Data section —

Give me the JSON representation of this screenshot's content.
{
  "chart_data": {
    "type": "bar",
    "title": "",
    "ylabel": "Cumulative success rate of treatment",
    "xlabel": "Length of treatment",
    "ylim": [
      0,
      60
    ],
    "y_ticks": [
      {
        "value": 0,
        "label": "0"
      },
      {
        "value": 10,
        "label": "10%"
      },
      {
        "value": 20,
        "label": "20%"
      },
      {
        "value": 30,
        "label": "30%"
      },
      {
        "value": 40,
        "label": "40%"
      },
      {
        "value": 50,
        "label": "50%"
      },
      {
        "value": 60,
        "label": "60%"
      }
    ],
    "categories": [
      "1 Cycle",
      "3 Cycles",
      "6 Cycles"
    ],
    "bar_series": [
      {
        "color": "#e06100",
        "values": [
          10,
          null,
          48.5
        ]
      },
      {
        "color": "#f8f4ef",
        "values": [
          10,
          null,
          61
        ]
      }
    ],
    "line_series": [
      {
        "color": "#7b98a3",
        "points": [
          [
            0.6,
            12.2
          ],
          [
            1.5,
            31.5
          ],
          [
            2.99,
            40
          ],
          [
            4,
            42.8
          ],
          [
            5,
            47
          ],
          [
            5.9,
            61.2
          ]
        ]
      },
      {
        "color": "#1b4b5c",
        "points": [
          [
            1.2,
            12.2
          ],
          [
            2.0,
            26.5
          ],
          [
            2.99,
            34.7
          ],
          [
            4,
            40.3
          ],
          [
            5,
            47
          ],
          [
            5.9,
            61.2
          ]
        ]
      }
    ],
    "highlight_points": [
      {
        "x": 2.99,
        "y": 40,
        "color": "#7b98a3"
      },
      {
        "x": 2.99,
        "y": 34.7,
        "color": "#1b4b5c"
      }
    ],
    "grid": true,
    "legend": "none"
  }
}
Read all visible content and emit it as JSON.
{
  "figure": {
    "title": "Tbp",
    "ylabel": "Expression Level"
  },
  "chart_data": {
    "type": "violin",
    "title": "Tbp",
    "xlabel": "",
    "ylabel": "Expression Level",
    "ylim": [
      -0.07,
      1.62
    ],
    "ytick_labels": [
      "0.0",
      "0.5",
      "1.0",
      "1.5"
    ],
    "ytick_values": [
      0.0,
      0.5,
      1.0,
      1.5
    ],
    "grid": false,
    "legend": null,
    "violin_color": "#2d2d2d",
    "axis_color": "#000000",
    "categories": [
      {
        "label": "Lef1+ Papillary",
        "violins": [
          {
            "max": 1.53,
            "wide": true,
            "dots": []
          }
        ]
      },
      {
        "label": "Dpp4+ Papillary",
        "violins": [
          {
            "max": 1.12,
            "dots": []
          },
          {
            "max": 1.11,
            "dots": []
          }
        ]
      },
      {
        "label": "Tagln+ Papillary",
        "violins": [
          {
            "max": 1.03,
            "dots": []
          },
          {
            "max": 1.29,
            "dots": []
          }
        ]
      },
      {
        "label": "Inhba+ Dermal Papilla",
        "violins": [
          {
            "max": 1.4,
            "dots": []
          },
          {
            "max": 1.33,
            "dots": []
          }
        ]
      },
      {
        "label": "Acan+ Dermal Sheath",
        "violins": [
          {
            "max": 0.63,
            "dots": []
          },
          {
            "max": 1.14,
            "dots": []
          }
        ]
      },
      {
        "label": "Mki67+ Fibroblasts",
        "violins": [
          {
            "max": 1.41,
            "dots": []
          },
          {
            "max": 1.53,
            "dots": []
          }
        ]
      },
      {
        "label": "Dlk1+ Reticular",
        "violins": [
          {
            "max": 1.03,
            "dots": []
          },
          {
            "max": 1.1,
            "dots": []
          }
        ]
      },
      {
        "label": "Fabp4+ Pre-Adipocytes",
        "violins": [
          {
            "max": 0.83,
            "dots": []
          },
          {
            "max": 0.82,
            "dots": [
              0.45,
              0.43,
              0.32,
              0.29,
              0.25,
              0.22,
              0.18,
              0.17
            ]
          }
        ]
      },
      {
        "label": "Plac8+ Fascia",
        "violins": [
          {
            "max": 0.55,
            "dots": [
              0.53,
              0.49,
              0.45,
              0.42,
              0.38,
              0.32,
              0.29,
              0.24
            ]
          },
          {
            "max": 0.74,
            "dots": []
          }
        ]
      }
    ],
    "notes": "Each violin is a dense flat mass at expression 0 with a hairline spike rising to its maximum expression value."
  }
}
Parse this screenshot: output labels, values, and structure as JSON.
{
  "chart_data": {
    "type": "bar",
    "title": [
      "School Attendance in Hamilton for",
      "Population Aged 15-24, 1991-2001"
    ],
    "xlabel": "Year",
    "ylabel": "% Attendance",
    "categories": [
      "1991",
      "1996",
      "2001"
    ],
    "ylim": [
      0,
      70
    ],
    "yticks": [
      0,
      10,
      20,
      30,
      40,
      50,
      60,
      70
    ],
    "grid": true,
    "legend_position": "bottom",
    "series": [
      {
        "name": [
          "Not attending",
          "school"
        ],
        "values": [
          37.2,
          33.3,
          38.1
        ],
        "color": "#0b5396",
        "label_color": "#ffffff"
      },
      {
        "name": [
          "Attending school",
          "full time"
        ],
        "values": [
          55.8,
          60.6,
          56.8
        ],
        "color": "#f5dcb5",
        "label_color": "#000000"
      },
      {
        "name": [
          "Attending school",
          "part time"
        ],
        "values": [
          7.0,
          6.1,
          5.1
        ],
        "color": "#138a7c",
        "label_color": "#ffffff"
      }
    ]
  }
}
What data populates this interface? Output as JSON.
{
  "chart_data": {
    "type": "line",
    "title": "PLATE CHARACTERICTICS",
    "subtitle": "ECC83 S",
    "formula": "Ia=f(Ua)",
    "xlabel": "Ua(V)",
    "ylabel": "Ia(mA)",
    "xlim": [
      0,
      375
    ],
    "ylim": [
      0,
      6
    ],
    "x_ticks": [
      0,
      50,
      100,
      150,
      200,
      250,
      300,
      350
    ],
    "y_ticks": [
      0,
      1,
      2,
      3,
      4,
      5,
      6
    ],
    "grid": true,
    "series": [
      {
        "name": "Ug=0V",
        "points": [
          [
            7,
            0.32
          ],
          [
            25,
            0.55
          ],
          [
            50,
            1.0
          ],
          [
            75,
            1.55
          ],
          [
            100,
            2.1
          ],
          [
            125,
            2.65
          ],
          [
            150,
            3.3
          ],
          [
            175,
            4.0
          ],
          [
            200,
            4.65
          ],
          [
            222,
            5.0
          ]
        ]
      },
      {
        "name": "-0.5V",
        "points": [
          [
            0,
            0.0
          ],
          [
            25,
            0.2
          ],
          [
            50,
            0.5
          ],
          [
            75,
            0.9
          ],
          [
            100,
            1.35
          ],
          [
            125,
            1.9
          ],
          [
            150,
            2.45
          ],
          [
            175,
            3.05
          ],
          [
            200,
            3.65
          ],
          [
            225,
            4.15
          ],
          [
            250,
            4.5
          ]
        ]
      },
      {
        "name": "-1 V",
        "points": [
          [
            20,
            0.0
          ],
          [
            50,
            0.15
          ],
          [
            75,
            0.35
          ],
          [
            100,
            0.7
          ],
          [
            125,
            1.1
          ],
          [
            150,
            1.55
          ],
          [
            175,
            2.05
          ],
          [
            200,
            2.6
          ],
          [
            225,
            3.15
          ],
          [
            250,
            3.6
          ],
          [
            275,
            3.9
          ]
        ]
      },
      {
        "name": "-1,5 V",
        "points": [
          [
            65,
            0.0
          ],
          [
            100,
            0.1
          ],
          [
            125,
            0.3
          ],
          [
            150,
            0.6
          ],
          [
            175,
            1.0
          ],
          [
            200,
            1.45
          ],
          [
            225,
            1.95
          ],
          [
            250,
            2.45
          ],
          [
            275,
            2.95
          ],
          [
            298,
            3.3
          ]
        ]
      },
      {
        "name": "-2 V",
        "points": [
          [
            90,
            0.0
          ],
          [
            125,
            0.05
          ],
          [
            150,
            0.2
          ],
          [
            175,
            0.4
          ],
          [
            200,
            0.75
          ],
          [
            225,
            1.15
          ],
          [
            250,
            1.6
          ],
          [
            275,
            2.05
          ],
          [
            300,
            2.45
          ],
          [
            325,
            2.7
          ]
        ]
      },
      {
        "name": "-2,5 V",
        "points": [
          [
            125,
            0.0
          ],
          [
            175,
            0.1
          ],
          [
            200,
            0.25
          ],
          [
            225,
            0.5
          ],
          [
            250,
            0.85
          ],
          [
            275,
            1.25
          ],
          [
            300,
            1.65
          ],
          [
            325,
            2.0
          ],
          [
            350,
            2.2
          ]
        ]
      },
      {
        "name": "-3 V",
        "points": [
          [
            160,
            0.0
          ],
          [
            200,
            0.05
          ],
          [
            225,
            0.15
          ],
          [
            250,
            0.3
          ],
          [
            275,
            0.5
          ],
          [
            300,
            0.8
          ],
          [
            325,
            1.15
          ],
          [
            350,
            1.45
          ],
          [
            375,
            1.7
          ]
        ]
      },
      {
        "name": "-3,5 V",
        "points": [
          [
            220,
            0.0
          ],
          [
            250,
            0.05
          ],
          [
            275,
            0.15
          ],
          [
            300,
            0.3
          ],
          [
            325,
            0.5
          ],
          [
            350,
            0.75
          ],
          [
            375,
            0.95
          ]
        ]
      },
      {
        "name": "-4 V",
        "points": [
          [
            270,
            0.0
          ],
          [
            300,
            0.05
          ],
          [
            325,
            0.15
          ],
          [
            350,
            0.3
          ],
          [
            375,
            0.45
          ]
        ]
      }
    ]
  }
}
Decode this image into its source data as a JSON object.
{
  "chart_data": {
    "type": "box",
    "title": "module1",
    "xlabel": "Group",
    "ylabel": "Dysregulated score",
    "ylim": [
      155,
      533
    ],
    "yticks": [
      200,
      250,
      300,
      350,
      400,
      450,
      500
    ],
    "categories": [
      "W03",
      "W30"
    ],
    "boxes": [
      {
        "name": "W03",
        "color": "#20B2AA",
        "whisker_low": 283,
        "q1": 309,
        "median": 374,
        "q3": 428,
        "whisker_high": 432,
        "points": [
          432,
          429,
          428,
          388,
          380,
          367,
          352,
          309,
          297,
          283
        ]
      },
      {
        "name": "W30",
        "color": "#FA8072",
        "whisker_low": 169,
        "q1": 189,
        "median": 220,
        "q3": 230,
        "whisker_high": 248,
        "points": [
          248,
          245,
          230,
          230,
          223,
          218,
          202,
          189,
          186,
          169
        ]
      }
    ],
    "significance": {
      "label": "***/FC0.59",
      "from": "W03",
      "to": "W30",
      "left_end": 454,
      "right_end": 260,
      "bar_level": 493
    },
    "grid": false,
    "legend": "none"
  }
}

What you need to do —
Tally the lines of the records holding the word "xlabel", then state only the tally.

Complete answer —
5